**PROBLEM TO WORK ON**
Return the whole listing exactly as it stands.

— START EXTRACTED INFORMATION —

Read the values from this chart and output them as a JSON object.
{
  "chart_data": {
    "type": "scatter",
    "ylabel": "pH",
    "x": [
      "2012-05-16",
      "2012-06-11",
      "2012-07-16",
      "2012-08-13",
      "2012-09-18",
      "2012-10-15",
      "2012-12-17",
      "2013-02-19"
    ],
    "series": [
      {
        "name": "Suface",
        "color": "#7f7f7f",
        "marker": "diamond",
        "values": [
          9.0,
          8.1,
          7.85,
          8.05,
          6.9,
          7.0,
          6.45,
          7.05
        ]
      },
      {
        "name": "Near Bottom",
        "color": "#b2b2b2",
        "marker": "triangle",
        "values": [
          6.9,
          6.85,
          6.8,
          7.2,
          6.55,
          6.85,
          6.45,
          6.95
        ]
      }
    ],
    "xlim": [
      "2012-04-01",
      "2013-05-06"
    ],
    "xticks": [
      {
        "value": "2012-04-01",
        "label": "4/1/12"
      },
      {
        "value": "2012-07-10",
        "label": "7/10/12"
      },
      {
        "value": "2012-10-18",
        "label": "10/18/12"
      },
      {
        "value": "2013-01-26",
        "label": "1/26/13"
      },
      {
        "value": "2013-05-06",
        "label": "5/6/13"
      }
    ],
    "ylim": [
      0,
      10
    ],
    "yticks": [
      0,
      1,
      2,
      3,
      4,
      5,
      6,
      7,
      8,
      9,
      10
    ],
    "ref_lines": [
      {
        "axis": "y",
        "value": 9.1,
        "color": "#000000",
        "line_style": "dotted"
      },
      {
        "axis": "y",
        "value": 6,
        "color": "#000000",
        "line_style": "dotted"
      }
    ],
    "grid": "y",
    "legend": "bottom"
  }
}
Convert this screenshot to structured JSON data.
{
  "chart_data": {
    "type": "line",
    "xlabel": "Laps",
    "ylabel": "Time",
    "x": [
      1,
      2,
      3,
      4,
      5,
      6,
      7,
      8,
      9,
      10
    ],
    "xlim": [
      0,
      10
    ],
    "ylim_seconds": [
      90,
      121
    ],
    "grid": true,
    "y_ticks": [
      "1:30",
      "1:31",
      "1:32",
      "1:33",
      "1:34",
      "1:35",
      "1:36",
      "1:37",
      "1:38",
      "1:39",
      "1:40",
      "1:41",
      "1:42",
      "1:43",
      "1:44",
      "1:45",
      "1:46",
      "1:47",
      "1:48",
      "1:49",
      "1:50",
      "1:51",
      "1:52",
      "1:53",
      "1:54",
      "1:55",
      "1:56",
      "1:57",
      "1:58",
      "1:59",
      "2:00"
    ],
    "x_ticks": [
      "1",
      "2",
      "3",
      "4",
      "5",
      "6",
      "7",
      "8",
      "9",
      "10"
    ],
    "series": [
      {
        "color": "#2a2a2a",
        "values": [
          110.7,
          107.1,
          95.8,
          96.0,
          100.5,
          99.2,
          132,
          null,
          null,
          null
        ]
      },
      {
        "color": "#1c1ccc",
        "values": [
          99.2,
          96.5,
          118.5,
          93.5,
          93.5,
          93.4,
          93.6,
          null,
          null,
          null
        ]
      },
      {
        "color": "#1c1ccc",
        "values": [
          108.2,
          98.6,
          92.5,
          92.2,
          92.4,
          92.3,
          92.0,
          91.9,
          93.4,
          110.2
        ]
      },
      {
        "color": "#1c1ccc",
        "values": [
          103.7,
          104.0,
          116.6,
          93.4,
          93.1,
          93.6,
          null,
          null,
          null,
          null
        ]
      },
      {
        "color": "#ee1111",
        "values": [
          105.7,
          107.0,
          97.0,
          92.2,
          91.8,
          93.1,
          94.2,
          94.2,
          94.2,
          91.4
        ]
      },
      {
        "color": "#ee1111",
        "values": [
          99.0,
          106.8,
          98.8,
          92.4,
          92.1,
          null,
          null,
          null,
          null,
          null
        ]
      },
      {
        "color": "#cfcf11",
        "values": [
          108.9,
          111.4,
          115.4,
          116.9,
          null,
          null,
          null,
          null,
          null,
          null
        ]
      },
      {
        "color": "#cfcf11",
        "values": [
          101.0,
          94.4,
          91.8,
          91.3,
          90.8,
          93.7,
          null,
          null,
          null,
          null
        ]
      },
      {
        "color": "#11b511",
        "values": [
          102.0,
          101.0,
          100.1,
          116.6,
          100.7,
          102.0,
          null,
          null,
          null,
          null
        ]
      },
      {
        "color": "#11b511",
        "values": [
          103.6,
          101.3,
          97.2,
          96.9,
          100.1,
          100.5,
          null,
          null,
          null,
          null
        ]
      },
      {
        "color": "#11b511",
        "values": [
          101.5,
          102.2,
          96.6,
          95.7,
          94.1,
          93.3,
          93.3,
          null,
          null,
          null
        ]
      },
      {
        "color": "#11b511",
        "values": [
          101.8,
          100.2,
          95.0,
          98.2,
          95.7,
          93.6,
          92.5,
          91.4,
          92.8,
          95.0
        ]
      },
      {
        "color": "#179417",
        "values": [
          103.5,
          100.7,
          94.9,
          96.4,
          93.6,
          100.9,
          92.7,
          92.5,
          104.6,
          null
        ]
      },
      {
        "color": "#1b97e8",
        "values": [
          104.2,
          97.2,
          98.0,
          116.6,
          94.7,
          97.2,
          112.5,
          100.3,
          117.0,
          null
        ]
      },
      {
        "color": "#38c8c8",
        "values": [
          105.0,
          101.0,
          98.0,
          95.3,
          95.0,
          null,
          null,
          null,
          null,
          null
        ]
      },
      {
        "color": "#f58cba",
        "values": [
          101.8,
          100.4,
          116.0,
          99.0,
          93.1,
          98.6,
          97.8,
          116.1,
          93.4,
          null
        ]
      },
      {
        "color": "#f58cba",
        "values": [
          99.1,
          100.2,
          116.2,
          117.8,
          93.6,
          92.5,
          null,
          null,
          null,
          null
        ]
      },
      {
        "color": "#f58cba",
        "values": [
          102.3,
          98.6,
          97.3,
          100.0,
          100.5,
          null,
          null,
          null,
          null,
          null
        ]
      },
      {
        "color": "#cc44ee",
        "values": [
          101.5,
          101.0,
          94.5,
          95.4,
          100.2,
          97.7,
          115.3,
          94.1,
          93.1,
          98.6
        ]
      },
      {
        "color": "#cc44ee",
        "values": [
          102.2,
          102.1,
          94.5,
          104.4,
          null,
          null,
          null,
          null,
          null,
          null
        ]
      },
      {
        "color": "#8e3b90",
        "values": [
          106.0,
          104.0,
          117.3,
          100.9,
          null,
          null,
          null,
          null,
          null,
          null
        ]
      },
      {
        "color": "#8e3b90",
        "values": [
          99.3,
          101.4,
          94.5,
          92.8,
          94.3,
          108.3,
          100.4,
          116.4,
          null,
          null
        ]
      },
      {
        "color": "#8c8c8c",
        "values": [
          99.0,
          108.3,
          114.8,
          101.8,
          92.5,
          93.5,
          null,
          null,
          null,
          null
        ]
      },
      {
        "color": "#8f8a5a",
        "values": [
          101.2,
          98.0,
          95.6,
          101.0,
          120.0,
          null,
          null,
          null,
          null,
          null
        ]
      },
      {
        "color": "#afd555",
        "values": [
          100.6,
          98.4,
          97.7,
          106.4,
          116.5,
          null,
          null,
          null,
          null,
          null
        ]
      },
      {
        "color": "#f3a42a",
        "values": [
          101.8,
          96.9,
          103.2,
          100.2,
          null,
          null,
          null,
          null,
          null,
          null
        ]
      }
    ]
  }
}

— END EXTRACTED INFORMATION —

**COMPLETE OUTPUT**
Read the values from this chart and output them as a JSON object.
{
  "chart_data": {
    "type": "scatter",
    "ylabel": "pH",
    "x": [
      "2012-05-16",
      "2012-06-11",
      "2012-07-16",
      "2012-08-13",
      "2012-09-18",
      "2012-10-15",
      "2012-12-17",
      "2013-02-19"
    ],
    "series": [
      {
        "name": "Suface",
        "color": "#7f7f7f",
        "marker": "diamond",
        "values": [
          9.0,
          8.1,
          7.85,
          8.05,
          6.9,
          7.0,
          6.45,
          7.05
        ]
      },
      {
        "name": "Near Bottom",
        "color": "#b2b2b2",
        "marker": "triangle",
        "values": [
          6.9,
          6.85,
          6.8,
          7.2,
          6.55,
          6.85,
          6.45,
          6.95
        ]
      }
    ],
    "xlim": [
      "2012-04-01",
      "2013-05-06"
    ],
    "xticks": [
      {
        "value": "2012-04-01",
        "label": "4/1/12"
      },
      {
        "value": "2012-07-10",
        "label": "7/10/12"
      },
      {
        "value": "2012-10-18",
        "label": "10/18/12"
      },
      {
        "value": "2013-01-26",
        "label": "1/26/13"
      },
      {
        "value": "2013-05-06",
        "label": "5/6/13"
      }
    ],
    "ylim": [
      0,
      10
    ],
    "yticks": [
      0,
      1,
      2,
      3,
      4,
      5,
      6,
      7,
      8,
      9,
      10
    ],
    "ref_lines": [
      {
        "axis": "y",
        "value": 9.1,
        "color": "#000000",
        "line_style": "dotted"
      },
      {
        "axis": "y",
        "value": 6,
        "color": "#000000",
        "line_style": "dotted"
      }
    ],
    "grid": "y",
    "legend": "bottom"
  }
}
Convert this screenshot to structured JSON data.
{
  "chart_data": {
    "type": "line",
    "xlabel": "Laps",
    "ylabel": "Time",
    "x": [
      1,
      2,
      3,
      4,
      5,
      6,
      7,
      8,
      9,
      10
    ],
    "xlim": [
      0,
      10
    ],
    "ylim_seconds": [
      90,
      121
    ],
    "grid": true,
    "y_ticks": [
      "1:30",
      "1:31",
      "1:32",
      "1:33",
      "1:34",
      "1:35",
      "1:36",
      "1:37",
      "1:38",
      "1:39",
      "1:40",
      "1:41",
      "1:42",
      "1:43",
      "1:44",
      "1:45",
      "1:46",
      "1:47",
      "1:48",
      "1:49",
      "1:50",
      "1:51",
      "1:52",
      "1:53",
      "1:54",
      "1:55",
      "1:56",
      "1:57",
      "1:58",
      "1:59",
      "2:00"
    ],
    "x_ticks": [
      "1",
      "2",
      "3",
      "4",
      "5",
      "6",
      "7",
      "8",
      "9",
      "10"
    ],
    "series": [
      {
        "color": "#2a2a2a",
        "values": [
          110.7,
          107.1,
          95.8,
          96.0,
          100.5,
          99.2,
          132,
          null,
          null,
          null
        ]
      },
      {
        "color": "#1c1ccc",
        "values": [
          99.2,
          96.5,
          118.5,
          93.5,
          93.5,
          93.4,
          93.6,
          null,
          null,
          null
        ]
      },
      {
        "color": "#1c1ccc",
        "values": [
          108.2,
          98.6,
          92.5,
          92.2,
          92.4,
          92.3,
          92.0,
          91.9,
          93.4,
          110.2
        ]
      },
      {
        "color": "#1c1ccc",
        "values": [
          103.7,
          104.0,
          116.6,
          93.4,
          93.1,
          93.6,
          null,
          null,
          null,
          null
        ]
      },
      {
        "color": "#ee1111",
        "values": [
          105.7,
          107.0,
          97.0,
          92.2,
          91.8,
          93.1,
          94.2,
          94.2,
          94.2,
          91.4
        ]
      },
      {
        "color": "#ee1111",
        "values": [
          99.0,
          106.8,
          98.8,
          92.4,
          92.1,
          null,
          null,
          null,
          null,
          null
        ]
      },
      {
        "color": "#cfcf11",
        "values": [
          108.9,
          111.4,
          115.4,
          116.9,
          null,
          null,
          null,
          null,
          null,
          null
        ]
      },
      {
        "color": "#cfcf11",
        "values": [
          101.0,
          94.4,
          91.8,
          91.3,
          90.8,
          93.7,
          null,
          null,
          null,
          null
        ]
      },
      {
        "color": "#11b511",
        "values": [
          102.0,
          101.0,
          100.1,
          116.6,
          100.7,
          102.0,
          null,
          null,
          null,
          null
        ]
      },
      {
        "color": "#11b511",
        "values": [
          103.6,
          101.3,
          97.2,
          96.9,
          100.1,
          100.5,
          null,
          null,
          null,
          null
        ]
      },
      {
        "color": "#11b511",
        "values": [
          101.5,
          102.2,
          96.6,
          95.7,
          94.1,
          93.3,
          93.3,
          null,
          null,
          null
        ]
      },
      {
        "color": "#11b511",
        "values": [
          101.8,
          100.2,
          95.0,
          98.2,
          95.7,
          93.6,
          92.5,
          91.4,
          92.8,
          95.0
        ]
      },
      {
        "color": "#179417",
        "values": [
          103.5,
          100.7,
          94.9,
          96.4,
          93.6,
          100.9,
          92.7,
          92.5,
          104.6,
          null
        ]
      },
      {
        "color": "#1b97e8",
        "values": [
          104.2,
          97.2,
          98.0,
          116.6,
          94.7,
          97.2,
          112.5,
          100.3,
          117.0,
          null
        ]
      },
      {
        "color": "#38c8c8",
        "values": [
          105.0,
          101.0,
          98.0,
          95.3,
          95.0,
          null,
          null,
          null,
          null,
          null
        ]
      },
      {
        "color": "#f58cba",
        "values": [
          101.8,
          100.4,
          116.0,
          99.0,
          93.1,
          98.6,
          97.8,
          116.1,
          93.4,
          null
        ]
      },
      {
        "color": "#f58cba",
        "values": [
          99.1,
          100.2,
          116.2,
          117.8,
          93.6,
          92.5,
          null,
          null,
          null,
          null
        ]
      },
      {
        "color": "#f58cba",
        "values": [
          102.3,
          98.6,
          97.3,
          100.0,
          100.5,
          null,
          null,
          null,
          null,
          null
        ]
      },
      {
        "color": "#cc44ee",
        "values": [
          101.5,
          101.0,
          94.5,
          95.4,
          100.2,
          97.7,
          115.3,
          94.1,
          93.1,
          98.6
        ]
      },
      {
        "color": "#cc44ee",
        "values": [
          102.2,
          102.1,
          94.5,
          104.4,
          null,
          null,
          null,
          null,
          null,
          null
        ]
      },
      {
        "color": "#8e3b90",
        "values": [
          106.0,
          104.0,
          117.3,
          100.9,
          null,
          null,
          null,
          null,
          null,
          null
        ]
      },
      {
        "color": "#8e3b90",
        "values": [
          99.3,
          101.4,
          94.5,
          92.8,
          94.3,
          108.3,
          100.4,
          116.4,
          null,
          null
        ]
      },
      {
        "color": "#8c8c8c",
        "values": [
          99.0,
          108.3,
          114.8,
          101.8,
          92.5,
          93.5,
          null,
          null,
          null,
          null
        ]
      },
      {
        "color": "#8f8a5a",
        "values": [
          101.2,
          98.0,
          95.6,
          101.0,
          120.0,
          null,
          null,
          null,
          null,
          null
        ]
      },
      {
        "color": "#afd555",
        "values": [
          100.6,
          98.4,
          97.7,
          106.4,
          116.5,
          null,
          null,
          null,
          null,
          null
        ]
      },
      {
        "color": "#f3a42a",
        "values": [
          101.8,
          96.9,
          103.2,
          100.2,
          null,
          null,
          null,
          null,
          null,
          null
        ]
      }
    ]
  }
}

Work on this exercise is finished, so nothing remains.